* **Required work**: Copy the listing below word for word, from its first line through the line containing "1181, 715, 1248]", including both.

* **Records provided**:
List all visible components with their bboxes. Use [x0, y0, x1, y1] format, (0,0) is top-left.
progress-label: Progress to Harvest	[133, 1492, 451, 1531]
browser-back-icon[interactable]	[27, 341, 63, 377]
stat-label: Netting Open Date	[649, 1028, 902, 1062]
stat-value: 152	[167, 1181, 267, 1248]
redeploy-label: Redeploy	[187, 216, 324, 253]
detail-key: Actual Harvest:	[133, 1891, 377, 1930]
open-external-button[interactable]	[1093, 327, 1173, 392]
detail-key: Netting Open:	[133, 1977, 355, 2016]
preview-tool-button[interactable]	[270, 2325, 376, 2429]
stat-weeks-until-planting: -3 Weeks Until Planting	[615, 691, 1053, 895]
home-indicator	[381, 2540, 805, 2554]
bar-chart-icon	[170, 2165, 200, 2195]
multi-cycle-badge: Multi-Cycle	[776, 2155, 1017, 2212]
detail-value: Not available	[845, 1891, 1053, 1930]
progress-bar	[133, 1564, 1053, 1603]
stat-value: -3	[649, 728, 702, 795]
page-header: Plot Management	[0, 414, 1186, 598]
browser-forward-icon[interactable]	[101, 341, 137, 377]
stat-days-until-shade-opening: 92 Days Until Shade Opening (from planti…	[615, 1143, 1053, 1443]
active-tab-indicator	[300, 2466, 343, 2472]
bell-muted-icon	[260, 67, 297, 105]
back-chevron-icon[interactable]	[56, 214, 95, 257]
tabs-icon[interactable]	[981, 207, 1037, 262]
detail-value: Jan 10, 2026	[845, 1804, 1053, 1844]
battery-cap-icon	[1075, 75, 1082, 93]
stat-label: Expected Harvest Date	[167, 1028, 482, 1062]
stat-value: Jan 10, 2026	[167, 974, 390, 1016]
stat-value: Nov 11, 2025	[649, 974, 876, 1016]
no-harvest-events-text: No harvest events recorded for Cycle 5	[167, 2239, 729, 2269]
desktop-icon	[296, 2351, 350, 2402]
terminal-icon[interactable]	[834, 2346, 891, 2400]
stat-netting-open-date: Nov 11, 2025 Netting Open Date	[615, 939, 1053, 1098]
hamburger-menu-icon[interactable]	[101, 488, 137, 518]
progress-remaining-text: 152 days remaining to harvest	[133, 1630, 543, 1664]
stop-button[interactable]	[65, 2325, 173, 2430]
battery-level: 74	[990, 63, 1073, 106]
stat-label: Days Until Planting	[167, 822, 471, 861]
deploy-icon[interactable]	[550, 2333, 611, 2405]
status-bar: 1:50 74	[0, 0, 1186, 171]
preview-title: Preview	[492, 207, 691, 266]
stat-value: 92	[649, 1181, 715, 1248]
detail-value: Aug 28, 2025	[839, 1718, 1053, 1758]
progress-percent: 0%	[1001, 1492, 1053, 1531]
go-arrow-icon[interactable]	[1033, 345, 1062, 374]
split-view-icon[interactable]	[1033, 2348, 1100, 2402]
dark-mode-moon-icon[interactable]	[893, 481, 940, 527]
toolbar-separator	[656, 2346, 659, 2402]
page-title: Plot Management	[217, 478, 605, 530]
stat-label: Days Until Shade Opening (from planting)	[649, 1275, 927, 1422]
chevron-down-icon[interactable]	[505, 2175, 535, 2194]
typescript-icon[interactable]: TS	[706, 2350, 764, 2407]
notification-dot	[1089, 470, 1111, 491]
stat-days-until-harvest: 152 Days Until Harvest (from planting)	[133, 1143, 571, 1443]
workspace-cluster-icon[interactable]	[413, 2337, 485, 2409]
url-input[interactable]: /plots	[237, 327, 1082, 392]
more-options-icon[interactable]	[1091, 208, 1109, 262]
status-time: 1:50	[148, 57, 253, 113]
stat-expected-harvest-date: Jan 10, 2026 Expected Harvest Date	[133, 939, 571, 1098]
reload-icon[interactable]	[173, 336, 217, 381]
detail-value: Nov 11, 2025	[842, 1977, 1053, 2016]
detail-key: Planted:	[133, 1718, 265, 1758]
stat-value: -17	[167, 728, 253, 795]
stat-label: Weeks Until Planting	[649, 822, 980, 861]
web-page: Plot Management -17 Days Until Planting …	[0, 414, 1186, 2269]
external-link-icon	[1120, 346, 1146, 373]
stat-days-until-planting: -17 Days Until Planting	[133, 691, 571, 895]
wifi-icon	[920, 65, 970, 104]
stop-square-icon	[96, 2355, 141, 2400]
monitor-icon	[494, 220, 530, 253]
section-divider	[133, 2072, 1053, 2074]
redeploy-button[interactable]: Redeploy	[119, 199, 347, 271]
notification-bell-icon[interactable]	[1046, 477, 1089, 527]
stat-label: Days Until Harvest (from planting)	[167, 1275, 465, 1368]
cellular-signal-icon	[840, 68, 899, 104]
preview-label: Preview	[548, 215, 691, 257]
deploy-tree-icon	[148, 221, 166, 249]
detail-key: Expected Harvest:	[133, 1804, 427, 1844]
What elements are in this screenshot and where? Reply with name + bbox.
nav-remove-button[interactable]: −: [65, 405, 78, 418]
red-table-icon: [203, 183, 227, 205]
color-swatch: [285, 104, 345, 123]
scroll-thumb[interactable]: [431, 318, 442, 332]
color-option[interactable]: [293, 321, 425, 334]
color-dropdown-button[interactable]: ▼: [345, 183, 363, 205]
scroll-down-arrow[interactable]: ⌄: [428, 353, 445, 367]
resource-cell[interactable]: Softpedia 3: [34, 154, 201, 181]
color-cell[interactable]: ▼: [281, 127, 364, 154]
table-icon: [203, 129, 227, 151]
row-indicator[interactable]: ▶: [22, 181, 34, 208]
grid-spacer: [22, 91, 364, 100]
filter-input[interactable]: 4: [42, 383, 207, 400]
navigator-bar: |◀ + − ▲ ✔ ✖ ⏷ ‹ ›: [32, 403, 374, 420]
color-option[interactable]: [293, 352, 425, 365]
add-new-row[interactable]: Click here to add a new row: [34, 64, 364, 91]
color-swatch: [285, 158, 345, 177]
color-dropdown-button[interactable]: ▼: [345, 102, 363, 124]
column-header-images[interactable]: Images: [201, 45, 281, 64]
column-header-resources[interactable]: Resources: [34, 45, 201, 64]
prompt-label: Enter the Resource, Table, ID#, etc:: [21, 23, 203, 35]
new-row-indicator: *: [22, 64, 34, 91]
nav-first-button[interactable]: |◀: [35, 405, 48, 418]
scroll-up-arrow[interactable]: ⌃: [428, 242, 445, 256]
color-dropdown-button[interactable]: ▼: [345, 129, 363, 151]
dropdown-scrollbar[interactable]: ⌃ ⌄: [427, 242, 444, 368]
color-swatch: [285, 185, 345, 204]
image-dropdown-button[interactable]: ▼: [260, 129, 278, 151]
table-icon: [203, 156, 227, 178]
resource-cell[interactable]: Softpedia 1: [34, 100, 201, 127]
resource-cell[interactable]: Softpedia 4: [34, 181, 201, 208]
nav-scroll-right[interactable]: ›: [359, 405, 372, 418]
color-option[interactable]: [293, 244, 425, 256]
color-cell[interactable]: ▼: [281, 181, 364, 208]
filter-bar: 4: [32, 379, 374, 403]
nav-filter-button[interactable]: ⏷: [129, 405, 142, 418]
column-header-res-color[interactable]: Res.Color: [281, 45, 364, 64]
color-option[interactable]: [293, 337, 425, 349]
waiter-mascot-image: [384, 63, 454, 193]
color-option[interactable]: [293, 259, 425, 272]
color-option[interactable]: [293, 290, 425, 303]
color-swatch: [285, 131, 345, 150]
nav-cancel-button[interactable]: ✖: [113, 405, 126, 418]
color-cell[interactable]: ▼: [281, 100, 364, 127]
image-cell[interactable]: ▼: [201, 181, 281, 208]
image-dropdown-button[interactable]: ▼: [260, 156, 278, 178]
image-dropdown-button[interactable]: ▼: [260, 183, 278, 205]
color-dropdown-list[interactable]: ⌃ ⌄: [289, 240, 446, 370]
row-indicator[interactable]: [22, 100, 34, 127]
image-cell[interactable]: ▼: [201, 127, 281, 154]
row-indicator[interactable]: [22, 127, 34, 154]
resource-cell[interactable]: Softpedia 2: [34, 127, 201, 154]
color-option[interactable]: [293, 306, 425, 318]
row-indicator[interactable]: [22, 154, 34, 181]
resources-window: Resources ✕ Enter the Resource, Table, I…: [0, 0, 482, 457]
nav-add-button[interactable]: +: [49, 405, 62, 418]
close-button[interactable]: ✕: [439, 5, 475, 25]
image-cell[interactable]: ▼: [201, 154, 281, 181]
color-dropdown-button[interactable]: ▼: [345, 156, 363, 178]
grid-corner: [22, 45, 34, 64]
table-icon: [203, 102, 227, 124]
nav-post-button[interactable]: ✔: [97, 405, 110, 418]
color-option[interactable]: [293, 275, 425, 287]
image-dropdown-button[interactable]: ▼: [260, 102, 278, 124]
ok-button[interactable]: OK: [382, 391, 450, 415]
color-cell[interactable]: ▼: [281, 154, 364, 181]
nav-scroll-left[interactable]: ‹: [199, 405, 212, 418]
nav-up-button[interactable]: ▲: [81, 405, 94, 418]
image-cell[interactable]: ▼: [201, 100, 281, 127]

* **Solution below**:
List all visible components with their bboxes. Use [x0, y0, x1, y1] format, (0,0) is top-left.
progress-label: Progress to Harvest	[133, 1492, 451, 1531]
browser-back-icon[interactable]	[27, 341, 63, 377]
stat-label: Netting Open Date	[649, 1028, 902, 1062]
stat-value: 152	[167, 1181, 267, 1248]
redeploy-label: Redeploy	[187, 216, 324, 253]
detail-key: Actual Harvest:	[133, 1891, 377, 1930]
open-external-button[interactable]	[1093, 327, 1173, 392]
detail-key: Netting Open:	[133, 1977, 355, 2016]
preview-tool-button[interactable]	[270, 2325, 376, 2429]
stat-weeks-until-planting: -3 Weeks Until Planting	[615, 691, 1053, 895]
home-indicator	[381, 2540, 805, 2554]
bar-chart-icon	[170, 2165, 200, 2195]
multi-cycle-badge: Multi-Cycle	[776, 2155, 1017, 2212]
detail-value: Not available	[845, 1891, 1053, 1930]
progress-bar	[133, 1564, 1053, 1603]
stat-value: -3	[649, 728, 702, 795]
page-header: Plot Management	[0, 414, 1186, 598]
browser-forward-icon[interactable]	[101, 341, 137, 377]
stat-days-until-shade-opening: 92 Days Until Shade Opening (from planti…	[615, 1143, 1053, 1443]
active-tab-indicator	[300, 2466, 343, 2472]
bell-muted-icon	[260, 67, 297, 105]
back-chevron-icon[interactable]	[56, 214, 95, 257]
tabs-icon[interactable]	[981, 207, 1037, 262]
detail-value: Jan 10, 2026	[845, 1804, 1053, 1844]
battery-cap-icon	[1075, 75, 1082, 93]
stat-label: Expected Harvest Date	[167, 1028, 482, 1062]
stat-value: Jan 10, 2026	[167, 974, 390, 1016]
stat-value: Nov 11, 2025	[649, 974, 876, 1016]
no-harvest-events-text: No harvest events recorded for Cycle 5	[167, 2239, 729, 2269]
desktop-icon	[296, 2351, 350, 2402]
terminal-icon[interactable]	[834, 2346, 891, 2400]
stat-netting-open-date: Nov 11, 2025 Netting Open Date	[615, 939, 1053, 1098]
hamburger-menu-icon[interactable]	[101, 488, 137, 518]
progress-remaining-text: 152 days remaining to harvest	[133, 1630, 543, 1664]
stop-button[interactable]	[65, 2325, 173, 2430]
battery-level: 74	[990, 63, 1073, 106]
stat-label: Days Until Planting	[167, 822, 471, 861]
deploy-icon[interactable]	[550, 2333, 611, 2405]
status-bar: 1:50 74	[0, 0, 1186, 171]
preview-title: Preview	[492, 207, 691, 266]
stat-value: 92	[649, 1181, 715, 1248]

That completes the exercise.